Stored data
+-------+

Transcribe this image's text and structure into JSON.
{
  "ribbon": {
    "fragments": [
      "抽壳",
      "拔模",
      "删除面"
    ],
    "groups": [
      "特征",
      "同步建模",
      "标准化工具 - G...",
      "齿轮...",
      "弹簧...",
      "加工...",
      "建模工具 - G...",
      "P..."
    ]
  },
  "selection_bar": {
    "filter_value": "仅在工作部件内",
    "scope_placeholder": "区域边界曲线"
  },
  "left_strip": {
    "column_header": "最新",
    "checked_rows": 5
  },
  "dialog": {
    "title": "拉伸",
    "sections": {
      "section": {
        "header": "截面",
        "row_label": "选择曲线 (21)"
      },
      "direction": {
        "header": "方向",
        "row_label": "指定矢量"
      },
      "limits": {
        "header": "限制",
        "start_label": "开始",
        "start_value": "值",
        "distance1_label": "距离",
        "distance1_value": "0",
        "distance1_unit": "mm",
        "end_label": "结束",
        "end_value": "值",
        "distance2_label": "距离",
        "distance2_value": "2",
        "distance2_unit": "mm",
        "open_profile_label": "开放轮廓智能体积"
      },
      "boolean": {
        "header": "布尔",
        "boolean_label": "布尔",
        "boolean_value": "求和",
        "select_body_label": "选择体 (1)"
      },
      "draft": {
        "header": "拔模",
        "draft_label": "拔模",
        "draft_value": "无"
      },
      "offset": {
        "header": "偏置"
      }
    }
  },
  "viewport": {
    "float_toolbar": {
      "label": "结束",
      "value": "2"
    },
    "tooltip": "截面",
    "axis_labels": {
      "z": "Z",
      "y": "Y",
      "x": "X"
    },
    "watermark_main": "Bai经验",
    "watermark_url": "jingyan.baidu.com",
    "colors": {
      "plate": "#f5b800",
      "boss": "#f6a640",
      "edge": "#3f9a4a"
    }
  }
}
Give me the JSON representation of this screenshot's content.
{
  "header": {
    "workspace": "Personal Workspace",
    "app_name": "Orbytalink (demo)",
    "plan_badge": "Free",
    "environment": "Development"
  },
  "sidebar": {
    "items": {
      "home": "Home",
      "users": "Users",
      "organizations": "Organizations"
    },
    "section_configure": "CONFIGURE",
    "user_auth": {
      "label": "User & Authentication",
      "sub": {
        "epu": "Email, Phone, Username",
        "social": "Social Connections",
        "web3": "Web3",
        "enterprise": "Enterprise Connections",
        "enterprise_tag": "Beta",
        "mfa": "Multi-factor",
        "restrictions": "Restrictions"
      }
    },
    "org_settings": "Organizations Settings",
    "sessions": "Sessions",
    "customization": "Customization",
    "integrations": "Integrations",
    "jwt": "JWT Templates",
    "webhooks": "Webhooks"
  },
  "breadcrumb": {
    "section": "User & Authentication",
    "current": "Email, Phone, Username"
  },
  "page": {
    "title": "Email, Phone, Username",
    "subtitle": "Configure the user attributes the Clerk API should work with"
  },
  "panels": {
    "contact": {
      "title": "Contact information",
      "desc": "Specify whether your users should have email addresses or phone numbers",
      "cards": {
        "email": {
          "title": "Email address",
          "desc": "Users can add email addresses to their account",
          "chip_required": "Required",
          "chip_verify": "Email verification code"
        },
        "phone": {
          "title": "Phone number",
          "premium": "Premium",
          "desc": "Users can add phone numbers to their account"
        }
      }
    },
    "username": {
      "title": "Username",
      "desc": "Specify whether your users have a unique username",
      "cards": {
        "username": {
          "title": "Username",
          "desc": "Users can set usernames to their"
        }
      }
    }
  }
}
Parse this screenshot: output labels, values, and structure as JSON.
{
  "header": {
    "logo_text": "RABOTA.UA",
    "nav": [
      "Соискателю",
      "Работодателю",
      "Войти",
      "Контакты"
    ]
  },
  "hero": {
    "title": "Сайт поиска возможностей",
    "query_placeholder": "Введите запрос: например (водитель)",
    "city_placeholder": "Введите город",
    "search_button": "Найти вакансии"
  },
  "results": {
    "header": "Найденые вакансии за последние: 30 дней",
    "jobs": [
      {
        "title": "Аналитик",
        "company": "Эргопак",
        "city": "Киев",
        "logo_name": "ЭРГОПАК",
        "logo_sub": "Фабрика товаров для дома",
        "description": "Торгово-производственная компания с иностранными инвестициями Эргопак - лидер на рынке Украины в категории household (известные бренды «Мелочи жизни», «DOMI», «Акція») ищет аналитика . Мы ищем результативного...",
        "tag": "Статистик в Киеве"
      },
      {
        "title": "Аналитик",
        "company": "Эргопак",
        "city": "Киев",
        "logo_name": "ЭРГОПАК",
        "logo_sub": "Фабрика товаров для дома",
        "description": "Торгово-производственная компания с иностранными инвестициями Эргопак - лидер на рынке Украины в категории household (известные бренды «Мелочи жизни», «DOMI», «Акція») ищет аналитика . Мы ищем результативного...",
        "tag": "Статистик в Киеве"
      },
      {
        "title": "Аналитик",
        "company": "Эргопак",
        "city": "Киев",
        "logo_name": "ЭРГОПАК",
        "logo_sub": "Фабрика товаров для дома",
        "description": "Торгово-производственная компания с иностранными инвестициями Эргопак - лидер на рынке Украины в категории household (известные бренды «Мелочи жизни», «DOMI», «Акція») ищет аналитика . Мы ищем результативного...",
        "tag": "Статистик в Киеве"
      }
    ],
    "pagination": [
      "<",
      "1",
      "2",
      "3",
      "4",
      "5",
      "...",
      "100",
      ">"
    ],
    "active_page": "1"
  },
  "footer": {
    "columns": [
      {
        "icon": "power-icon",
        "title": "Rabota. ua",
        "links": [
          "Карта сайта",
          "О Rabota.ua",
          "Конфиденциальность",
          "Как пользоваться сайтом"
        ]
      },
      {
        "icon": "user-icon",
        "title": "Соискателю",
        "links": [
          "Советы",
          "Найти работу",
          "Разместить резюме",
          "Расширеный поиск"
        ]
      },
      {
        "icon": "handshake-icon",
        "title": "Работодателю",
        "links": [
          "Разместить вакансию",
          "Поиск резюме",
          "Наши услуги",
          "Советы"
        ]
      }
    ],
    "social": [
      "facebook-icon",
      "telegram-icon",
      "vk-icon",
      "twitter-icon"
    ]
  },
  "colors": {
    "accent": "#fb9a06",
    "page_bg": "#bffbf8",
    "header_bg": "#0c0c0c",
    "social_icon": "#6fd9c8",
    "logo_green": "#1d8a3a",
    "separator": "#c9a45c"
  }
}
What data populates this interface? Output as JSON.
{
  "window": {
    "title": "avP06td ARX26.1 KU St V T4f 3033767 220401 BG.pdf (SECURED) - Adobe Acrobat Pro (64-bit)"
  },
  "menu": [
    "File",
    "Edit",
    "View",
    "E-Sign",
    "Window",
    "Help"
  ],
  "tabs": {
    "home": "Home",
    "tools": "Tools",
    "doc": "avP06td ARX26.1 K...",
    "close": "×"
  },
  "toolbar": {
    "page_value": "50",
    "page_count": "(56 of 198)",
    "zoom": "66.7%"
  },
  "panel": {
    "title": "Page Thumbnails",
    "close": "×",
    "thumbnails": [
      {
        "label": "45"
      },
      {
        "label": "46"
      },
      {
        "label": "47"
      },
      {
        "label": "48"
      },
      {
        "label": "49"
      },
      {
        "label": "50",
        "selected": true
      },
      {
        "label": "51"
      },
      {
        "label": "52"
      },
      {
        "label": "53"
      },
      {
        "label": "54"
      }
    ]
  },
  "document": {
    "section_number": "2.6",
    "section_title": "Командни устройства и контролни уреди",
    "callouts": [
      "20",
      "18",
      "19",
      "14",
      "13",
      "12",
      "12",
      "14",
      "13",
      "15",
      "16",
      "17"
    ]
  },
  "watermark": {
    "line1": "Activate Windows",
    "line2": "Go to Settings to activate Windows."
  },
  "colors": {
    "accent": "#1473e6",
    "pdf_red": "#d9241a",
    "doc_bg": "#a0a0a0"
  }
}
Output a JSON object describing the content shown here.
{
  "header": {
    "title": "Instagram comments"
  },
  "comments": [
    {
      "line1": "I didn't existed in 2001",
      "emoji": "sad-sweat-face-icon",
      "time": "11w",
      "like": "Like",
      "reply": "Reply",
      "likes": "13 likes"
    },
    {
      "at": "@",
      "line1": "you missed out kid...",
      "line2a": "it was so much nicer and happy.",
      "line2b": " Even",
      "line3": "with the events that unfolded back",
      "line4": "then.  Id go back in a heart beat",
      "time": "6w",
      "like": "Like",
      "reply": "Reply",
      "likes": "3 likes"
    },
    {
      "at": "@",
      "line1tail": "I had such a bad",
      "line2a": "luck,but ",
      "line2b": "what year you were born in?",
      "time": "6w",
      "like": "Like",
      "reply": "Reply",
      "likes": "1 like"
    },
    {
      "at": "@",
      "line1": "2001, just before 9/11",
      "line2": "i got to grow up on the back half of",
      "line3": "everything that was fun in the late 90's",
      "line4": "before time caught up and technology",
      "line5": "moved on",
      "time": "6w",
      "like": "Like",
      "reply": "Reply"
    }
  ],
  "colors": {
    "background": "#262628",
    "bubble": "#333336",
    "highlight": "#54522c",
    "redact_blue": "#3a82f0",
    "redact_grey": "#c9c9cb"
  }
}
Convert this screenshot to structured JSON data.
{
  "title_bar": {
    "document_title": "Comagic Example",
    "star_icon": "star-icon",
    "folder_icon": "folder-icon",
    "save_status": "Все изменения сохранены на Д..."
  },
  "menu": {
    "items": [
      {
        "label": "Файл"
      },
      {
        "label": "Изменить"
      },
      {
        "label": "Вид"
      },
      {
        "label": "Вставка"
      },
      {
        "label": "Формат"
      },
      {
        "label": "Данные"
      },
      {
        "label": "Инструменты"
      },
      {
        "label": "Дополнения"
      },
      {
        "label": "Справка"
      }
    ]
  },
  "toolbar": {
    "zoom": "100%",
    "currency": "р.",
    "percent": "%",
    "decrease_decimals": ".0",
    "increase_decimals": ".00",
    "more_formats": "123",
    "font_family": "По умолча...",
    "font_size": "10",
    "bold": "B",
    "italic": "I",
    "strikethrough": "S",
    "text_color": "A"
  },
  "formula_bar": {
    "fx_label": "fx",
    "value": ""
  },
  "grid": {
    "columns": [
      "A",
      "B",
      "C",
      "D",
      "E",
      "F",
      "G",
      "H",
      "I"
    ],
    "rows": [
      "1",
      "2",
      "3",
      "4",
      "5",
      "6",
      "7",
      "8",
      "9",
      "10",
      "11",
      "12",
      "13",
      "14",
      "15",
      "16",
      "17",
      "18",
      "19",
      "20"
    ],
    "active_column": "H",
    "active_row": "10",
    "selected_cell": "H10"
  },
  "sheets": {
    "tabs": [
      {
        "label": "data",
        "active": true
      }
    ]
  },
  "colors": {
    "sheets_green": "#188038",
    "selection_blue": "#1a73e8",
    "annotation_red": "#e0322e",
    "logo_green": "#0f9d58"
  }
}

+-------+

## [Objective]
Give only the number of lines in the entries above that contain the string "Найти".

## [Complete answer]
2